Thursday, August 28, 2008 at 4:27 p.m. |
Image Hosted by ImageShack.usRecently, after battling with many used DVD outlets to no avail, I finally managed to buy the last two seasons of Quantum Leap from Amazon.com (which is the best place to buy from... not .ca... but .com. Much cheaper).

Why is this a noteworthy achievement? Well, despite being a cheesy late 80s/early 90s TV sci-fi series about a man who jumps back and forth within his own lifetime fixing things that went wrong, it is also my own personal white whale.

This show represents something special to me. I remember when it first aired I was sitting in my basement at Skye Place. My dad wanted to watch the show and I wanted to stay up late. The first episode was two hours long and would allow me an hour longer awake than normal. I wasn't expecting much, but very quickly I was hooked. It was just about the coolest show I had ever seen.

I was genuinely thrilled to see the weird situations in which Sam Beckett would be thrown. I was stunned when he was a woman, mystified when he was a monkey, and just plain curious about many of the other oddball moments. Not only was the nature of the show something special, but it was who I got to watch it with.

My father and I share many things, but one thing we've often seen eye-to-eye on was our love of certain shows. This was a ritual to me to be able to see this show with him. Another show that was similar in this regard was Star Trek: The Next Generation. But Quantum Leap represented an earlier version of me that just loved the unexpected and the fun that the show had. I don't know that it would survive in the guilt-ridden angsty world of TV today as Sam was just so good-natured, but for a kid growing up it was amazing.

So how did it become a white whale?

Image Hosted by ImageShack.usThe last season aired in 1991/1992. I didn't know it was the last season at the time and for whatever reason I was out of the house the night the last episode aired. I wasn't as conscious of air dates or even what seasons of television were so I didn't think anything of it. But when I got home, my dad told me that it had ended.

=== RECORDS ===
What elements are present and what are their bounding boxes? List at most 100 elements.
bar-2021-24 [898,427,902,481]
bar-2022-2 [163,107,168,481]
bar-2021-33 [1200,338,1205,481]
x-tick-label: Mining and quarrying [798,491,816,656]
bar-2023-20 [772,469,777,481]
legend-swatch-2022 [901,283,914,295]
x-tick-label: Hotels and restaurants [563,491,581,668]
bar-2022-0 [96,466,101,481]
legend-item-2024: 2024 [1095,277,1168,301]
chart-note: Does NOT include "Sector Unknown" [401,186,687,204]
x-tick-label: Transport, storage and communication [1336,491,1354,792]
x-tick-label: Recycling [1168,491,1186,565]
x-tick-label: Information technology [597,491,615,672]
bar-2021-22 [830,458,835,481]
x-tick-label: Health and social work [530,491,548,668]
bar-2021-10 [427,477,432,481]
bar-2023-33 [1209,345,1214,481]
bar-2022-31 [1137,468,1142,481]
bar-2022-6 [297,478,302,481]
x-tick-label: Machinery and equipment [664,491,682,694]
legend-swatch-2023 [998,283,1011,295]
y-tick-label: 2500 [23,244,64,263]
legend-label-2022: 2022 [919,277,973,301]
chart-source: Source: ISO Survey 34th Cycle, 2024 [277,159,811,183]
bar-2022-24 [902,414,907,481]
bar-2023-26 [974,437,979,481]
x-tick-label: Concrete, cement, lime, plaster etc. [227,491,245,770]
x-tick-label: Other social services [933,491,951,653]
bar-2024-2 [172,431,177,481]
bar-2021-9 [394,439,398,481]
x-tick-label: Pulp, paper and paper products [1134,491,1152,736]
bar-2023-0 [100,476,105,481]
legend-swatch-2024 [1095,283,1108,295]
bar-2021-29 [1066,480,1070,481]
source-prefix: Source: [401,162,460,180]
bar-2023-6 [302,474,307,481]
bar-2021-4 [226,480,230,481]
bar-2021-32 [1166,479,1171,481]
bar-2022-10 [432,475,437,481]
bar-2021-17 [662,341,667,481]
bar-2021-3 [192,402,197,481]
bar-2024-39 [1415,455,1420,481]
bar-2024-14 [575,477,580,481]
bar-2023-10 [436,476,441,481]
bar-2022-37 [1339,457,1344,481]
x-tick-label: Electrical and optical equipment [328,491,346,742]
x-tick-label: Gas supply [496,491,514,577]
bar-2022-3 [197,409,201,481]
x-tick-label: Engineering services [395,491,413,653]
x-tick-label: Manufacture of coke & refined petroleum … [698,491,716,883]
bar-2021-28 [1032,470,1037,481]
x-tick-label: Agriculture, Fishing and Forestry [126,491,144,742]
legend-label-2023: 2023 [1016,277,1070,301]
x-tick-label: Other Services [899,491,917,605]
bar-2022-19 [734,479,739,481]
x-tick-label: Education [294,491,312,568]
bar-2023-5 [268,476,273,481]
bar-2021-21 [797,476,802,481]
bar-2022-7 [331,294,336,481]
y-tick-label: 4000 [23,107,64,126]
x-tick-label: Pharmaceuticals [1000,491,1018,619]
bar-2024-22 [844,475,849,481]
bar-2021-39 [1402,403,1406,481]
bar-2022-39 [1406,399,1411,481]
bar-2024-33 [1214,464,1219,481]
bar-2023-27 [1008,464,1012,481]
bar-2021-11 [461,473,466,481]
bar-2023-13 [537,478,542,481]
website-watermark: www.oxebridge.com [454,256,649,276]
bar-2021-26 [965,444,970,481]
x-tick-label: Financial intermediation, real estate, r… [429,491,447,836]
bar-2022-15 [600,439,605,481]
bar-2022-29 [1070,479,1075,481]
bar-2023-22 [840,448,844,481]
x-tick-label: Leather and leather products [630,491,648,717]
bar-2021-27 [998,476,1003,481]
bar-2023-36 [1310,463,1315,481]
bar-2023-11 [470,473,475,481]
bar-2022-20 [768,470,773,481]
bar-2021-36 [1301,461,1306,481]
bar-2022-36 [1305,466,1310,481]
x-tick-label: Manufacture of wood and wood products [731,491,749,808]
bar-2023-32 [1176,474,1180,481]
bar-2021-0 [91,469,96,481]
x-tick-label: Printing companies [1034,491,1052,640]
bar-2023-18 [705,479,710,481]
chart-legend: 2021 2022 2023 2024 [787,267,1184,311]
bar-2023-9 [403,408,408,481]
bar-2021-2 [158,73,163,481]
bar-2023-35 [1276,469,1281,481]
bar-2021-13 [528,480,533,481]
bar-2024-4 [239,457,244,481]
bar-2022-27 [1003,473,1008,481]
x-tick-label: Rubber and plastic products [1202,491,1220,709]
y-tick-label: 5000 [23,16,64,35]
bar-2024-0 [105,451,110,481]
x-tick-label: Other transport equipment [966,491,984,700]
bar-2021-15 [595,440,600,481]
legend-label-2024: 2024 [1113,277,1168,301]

=== EXPLORE THE MATERIAL ===
**A.** In the blog post about Quantum Leap, where was the writer sitting when the show first aired?
**B.** Transcribe the Quantum Leap blog post starting at "Thursday, August 28, 2008" and ending at "personal white whale.".
**C.** In the Quantum Leap blog post, the paragraph beginning "I was genuinely thrilled" uses several adjectives for the writer's own reactions to the show. List all of them.

=== RESULTS FOR THE EXERCISE ===
**A.** In the basement at Skye Place.

**B.**
Thursday, August 28, 2008 at 4:27 p.m. |
Image Hosted by ImageShack.usRecently, after battling with many used DVD outlets to no avail, I finally managed to buy the last two seasons of Quantum Leap from Amazon.com (which is the best place to buy from... not .ca... but .com. Much cheaper).

Why is this a noteworthy achievement? Well, despite being a cheesy late 80s/early 90s TV sci-fi series about a man who jumps back and forth within his own lifetime fixing things that went wrong, it is also my own personal white whale.

**C.** thrilled, stunned, mystified, curious